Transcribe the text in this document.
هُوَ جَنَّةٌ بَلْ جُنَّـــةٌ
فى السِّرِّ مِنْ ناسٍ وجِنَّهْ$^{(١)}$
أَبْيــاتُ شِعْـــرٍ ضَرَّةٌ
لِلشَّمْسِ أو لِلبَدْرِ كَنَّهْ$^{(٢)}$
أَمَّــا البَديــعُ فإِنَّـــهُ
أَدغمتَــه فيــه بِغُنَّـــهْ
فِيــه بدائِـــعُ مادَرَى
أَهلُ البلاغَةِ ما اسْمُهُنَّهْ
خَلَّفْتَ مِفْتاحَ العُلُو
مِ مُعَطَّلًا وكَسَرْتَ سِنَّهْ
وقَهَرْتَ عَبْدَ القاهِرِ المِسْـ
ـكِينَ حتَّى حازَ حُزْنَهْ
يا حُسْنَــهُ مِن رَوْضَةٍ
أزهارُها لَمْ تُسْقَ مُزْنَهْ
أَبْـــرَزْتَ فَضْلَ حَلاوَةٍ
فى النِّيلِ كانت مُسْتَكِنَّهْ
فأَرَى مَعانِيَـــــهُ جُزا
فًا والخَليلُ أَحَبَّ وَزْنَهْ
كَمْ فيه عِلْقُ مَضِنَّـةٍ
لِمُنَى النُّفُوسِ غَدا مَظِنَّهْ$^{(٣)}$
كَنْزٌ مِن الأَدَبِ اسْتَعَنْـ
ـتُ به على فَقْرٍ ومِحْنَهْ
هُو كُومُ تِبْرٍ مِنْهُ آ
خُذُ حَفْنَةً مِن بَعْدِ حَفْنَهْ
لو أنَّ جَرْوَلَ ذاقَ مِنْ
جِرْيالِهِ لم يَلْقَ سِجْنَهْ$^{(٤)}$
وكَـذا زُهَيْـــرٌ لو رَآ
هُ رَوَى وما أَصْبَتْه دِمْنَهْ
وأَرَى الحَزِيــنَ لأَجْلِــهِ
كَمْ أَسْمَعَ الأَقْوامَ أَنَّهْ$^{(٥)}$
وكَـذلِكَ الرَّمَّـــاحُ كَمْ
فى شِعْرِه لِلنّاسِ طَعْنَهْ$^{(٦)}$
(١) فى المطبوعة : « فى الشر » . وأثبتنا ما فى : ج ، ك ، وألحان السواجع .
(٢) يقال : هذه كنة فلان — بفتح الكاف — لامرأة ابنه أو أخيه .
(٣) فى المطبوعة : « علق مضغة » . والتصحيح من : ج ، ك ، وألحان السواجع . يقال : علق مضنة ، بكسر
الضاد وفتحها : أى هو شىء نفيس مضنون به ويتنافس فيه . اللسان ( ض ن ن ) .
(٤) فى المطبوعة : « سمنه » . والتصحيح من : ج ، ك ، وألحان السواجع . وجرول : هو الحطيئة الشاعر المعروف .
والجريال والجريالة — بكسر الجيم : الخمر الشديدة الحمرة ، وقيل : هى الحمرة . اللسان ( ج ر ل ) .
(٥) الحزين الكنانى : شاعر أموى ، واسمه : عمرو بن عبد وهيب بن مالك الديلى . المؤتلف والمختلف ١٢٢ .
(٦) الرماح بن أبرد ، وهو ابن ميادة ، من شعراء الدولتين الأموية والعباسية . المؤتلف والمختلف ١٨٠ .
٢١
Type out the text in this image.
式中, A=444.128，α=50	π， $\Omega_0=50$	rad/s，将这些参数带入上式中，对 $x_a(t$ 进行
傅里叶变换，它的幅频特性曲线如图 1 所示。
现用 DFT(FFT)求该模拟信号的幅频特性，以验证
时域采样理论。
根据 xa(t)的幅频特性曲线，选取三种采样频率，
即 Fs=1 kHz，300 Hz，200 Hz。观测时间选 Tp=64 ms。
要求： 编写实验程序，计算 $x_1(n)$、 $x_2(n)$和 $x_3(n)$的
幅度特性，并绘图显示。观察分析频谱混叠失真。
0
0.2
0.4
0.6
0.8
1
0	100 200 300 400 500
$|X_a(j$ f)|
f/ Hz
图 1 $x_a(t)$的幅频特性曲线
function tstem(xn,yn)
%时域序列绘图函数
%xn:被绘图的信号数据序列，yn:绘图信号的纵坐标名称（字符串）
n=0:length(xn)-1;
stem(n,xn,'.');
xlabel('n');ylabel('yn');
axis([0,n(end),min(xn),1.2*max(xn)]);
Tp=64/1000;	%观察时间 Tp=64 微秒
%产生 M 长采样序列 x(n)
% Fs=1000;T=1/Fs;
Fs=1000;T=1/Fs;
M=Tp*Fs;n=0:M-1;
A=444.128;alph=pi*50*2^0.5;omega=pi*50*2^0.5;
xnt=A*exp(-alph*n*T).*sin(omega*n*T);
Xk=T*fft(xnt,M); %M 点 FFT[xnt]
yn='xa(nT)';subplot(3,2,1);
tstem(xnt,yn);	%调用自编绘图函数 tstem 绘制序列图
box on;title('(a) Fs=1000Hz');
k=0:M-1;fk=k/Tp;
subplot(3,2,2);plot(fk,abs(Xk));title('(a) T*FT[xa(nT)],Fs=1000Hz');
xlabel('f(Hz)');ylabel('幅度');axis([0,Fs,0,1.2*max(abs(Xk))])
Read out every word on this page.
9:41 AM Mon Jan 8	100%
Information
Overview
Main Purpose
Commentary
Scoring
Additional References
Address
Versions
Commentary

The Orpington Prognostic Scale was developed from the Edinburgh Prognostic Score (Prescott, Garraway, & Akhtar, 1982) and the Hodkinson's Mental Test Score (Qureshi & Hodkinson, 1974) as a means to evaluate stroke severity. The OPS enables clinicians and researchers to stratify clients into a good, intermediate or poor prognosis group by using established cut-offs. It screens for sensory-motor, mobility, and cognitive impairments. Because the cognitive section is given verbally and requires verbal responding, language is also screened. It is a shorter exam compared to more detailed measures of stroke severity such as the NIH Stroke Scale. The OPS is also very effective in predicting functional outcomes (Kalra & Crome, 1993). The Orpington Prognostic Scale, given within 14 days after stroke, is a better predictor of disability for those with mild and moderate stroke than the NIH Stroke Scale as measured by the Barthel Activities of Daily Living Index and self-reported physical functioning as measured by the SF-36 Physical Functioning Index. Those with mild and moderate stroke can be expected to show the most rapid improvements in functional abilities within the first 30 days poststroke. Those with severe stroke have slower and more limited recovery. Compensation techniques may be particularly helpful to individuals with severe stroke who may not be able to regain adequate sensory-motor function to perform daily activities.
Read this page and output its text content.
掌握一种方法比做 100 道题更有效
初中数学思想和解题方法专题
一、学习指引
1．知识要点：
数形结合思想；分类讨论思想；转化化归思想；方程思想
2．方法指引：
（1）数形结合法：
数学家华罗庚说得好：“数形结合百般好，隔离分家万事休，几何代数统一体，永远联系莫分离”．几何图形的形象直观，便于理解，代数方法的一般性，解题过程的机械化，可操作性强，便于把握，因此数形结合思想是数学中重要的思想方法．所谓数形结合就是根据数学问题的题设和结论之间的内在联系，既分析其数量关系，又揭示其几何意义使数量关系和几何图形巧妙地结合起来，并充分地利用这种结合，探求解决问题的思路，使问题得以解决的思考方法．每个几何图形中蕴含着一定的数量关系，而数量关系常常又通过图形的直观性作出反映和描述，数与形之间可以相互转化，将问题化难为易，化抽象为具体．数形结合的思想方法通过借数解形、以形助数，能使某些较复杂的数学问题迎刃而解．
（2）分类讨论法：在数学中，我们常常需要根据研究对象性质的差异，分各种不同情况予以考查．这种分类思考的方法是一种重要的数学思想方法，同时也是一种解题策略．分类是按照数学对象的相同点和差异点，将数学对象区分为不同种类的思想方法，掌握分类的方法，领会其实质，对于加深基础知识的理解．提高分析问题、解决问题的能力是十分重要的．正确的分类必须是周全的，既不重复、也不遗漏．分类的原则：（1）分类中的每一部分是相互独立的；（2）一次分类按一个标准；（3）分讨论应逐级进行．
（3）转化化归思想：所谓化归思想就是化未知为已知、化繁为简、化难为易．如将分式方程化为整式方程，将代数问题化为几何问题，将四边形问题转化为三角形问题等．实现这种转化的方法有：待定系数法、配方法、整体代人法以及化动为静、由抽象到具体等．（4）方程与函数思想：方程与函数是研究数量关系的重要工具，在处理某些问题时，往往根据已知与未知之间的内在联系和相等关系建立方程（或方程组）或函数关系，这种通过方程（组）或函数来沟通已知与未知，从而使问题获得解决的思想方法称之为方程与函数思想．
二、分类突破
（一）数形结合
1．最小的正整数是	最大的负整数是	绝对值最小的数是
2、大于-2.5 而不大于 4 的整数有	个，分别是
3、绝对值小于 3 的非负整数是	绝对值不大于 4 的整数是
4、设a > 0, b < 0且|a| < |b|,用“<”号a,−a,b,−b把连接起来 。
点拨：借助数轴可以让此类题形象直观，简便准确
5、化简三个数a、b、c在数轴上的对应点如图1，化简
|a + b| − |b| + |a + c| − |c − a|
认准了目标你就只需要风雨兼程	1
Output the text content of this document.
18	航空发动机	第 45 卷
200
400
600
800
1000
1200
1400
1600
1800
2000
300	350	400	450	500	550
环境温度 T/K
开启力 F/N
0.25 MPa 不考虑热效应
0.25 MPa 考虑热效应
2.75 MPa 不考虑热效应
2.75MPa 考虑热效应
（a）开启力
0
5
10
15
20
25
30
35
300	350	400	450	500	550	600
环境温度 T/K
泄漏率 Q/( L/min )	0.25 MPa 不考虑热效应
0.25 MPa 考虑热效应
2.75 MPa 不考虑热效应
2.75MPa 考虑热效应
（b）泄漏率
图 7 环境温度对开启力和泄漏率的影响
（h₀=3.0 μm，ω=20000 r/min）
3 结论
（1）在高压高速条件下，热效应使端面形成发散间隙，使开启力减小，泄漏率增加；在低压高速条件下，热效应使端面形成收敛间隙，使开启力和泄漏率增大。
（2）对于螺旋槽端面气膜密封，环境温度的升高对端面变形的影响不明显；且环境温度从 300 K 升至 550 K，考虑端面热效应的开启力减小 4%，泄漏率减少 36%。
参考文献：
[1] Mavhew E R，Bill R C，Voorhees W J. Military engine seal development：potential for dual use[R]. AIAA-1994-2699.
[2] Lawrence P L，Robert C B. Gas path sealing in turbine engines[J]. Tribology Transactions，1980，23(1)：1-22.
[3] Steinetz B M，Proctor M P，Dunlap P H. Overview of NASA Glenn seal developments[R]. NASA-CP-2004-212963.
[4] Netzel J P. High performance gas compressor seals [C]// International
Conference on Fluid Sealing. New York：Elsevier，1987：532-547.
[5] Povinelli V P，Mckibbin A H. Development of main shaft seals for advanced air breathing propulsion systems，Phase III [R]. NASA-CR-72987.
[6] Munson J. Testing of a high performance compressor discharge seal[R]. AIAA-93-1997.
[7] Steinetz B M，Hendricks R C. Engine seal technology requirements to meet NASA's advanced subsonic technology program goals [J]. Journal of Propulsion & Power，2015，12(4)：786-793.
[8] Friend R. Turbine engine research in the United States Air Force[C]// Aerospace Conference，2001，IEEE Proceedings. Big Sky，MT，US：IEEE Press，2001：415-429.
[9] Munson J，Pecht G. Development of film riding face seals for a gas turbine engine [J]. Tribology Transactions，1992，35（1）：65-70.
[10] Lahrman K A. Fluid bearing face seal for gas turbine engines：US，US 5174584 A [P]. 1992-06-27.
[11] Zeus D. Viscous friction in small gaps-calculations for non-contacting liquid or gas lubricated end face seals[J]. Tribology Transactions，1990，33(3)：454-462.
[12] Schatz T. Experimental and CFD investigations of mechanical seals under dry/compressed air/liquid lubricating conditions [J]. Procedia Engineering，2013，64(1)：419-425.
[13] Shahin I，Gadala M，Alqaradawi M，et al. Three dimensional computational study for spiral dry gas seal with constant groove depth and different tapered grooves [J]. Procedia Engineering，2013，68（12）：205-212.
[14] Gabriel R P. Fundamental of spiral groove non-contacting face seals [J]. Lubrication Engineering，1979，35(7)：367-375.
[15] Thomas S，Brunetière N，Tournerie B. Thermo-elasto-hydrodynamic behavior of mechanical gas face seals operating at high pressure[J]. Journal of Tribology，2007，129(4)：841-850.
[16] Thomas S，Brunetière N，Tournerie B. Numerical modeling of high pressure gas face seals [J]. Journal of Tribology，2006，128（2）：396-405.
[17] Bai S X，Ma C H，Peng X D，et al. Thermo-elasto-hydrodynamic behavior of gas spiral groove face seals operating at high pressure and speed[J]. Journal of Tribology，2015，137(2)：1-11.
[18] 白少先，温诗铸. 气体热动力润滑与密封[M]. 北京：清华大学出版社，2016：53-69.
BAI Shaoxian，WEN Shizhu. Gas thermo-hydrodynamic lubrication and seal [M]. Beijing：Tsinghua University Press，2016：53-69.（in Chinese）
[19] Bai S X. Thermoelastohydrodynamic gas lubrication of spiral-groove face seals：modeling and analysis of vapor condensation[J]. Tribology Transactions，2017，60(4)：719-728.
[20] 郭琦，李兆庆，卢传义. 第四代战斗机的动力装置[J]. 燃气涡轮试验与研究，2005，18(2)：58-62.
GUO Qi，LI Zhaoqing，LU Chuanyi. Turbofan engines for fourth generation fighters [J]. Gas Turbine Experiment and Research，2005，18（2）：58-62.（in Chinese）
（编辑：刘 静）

* _Task to complete_
State only the count of lines above that hold the string "Steinetz".

* _Task response_
2